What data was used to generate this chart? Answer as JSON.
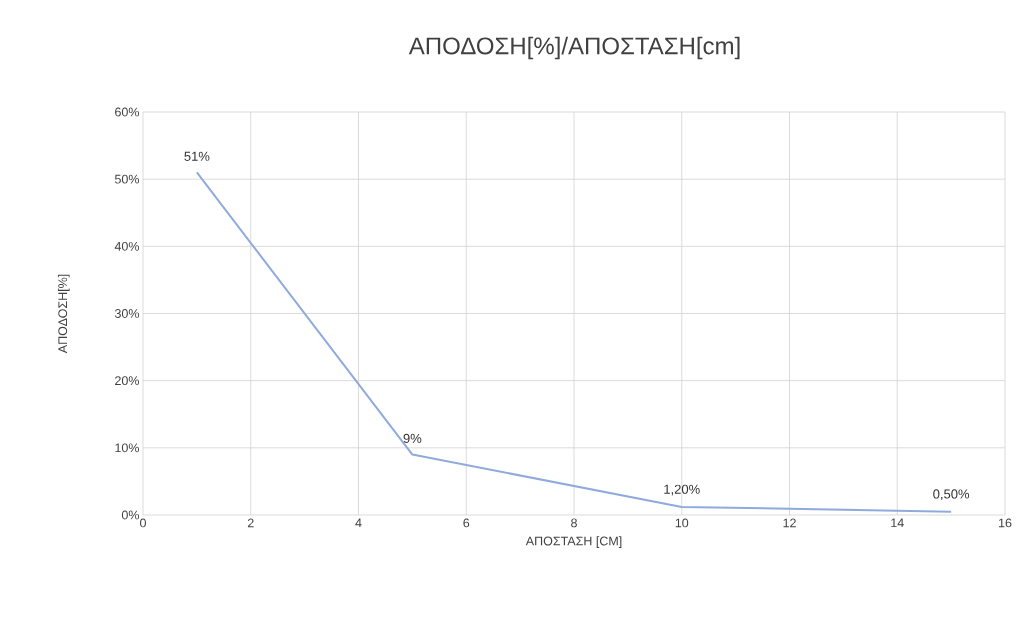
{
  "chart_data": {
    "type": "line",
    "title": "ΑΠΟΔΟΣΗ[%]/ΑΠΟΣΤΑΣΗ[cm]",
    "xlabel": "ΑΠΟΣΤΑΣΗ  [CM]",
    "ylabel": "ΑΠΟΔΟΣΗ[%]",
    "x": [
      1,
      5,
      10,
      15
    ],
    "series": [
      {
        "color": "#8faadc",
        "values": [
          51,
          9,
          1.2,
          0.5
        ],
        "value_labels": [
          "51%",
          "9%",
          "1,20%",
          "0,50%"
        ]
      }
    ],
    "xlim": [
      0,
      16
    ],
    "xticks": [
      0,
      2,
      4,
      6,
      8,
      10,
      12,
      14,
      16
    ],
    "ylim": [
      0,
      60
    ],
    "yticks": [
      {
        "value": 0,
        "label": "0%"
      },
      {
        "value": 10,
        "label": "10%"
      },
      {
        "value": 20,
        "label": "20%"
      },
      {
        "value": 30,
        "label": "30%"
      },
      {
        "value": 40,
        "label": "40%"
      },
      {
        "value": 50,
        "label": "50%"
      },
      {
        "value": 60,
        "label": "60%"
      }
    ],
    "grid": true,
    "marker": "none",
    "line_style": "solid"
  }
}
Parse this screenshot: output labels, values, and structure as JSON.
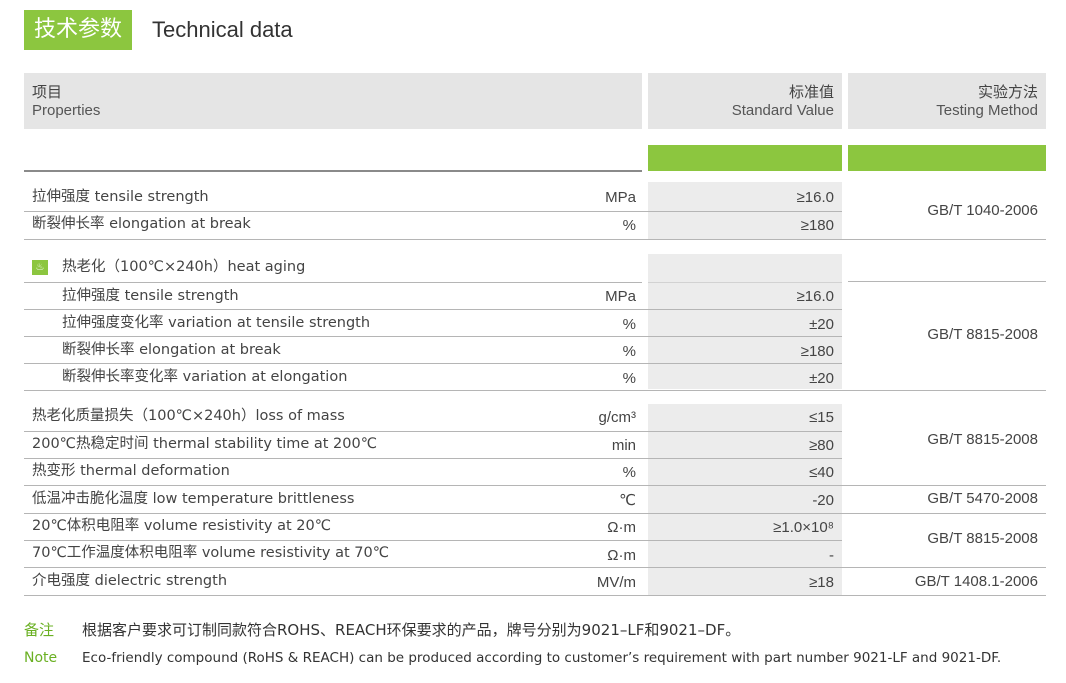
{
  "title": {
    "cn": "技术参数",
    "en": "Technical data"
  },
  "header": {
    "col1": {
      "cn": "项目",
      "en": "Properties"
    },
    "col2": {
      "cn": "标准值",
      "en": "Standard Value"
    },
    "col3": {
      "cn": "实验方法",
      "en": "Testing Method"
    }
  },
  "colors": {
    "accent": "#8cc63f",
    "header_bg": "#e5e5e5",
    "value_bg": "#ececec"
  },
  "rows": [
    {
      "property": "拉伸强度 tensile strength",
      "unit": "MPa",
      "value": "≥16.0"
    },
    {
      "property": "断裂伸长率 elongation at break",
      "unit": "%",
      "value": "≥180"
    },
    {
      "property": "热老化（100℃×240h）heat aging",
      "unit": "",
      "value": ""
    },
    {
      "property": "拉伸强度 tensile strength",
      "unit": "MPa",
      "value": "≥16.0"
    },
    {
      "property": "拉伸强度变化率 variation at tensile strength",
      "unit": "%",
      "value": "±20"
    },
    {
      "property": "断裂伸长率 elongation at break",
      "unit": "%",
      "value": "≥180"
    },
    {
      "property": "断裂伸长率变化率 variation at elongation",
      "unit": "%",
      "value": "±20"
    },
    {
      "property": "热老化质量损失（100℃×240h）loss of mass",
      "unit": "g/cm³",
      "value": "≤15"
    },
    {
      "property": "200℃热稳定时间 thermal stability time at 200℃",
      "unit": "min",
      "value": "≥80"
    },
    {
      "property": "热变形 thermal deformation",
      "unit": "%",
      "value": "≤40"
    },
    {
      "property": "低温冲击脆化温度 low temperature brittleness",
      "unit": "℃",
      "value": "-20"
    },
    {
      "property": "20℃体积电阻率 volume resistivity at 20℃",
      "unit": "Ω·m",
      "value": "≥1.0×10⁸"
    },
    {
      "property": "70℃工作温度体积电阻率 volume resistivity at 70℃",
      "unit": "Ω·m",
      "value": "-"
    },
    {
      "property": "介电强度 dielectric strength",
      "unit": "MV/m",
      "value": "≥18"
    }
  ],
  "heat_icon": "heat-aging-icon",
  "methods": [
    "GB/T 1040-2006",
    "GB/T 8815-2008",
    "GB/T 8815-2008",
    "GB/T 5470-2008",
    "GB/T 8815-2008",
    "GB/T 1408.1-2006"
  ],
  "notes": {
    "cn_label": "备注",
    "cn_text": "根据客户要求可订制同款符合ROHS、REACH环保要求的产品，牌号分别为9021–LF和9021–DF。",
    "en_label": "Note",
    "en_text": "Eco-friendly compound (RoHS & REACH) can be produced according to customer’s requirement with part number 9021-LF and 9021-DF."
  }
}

□ □ □ □ □ □ □

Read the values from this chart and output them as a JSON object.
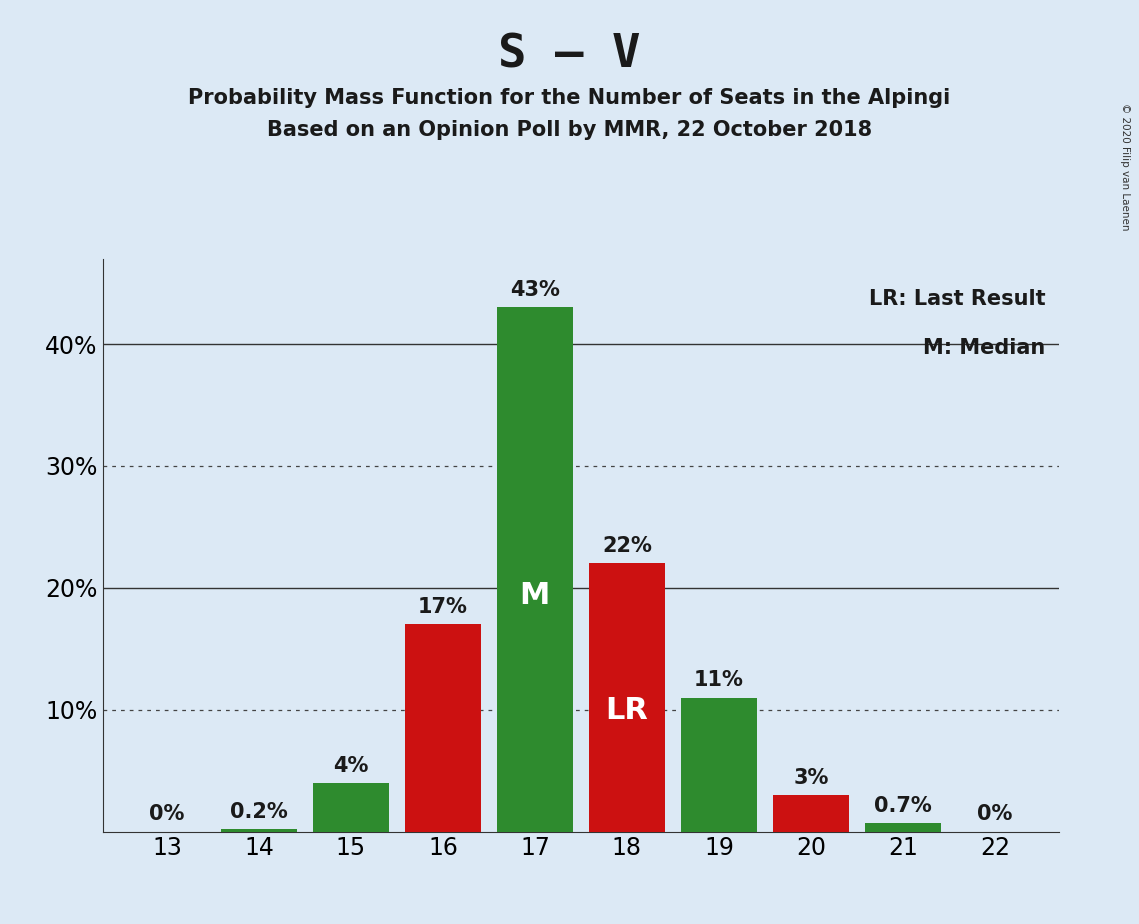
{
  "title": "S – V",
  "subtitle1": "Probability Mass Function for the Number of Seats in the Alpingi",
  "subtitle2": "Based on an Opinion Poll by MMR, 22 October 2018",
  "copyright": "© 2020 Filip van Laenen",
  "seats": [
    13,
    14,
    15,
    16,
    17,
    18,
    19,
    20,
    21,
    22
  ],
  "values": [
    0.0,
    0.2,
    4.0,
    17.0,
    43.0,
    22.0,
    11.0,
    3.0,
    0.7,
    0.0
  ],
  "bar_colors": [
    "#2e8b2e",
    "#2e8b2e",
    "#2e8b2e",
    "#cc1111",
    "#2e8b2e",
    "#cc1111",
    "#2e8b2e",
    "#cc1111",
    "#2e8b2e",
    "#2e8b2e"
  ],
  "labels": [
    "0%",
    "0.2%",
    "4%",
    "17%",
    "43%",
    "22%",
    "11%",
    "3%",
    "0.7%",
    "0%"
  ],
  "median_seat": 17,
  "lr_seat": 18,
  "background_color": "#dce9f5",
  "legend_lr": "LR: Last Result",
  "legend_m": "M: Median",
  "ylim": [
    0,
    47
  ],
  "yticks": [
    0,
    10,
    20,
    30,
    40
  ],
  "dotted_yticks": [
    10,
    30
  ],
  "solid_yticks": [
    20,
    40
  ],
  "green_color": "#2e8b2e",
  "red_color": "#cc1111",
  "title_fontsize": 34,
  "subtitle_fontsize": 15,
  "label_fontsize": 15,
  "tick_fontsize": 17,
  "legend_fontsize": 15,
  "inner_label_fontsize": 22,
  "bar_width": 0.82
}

□ □ □ □ □ □ □

## Task description
Scan the listing above. Collect all lines with the word "output".

## Reply to the task
Parse this screenshot: output labels, values, and structure as JSON.
Read the values from this chart and output them as a JSON object.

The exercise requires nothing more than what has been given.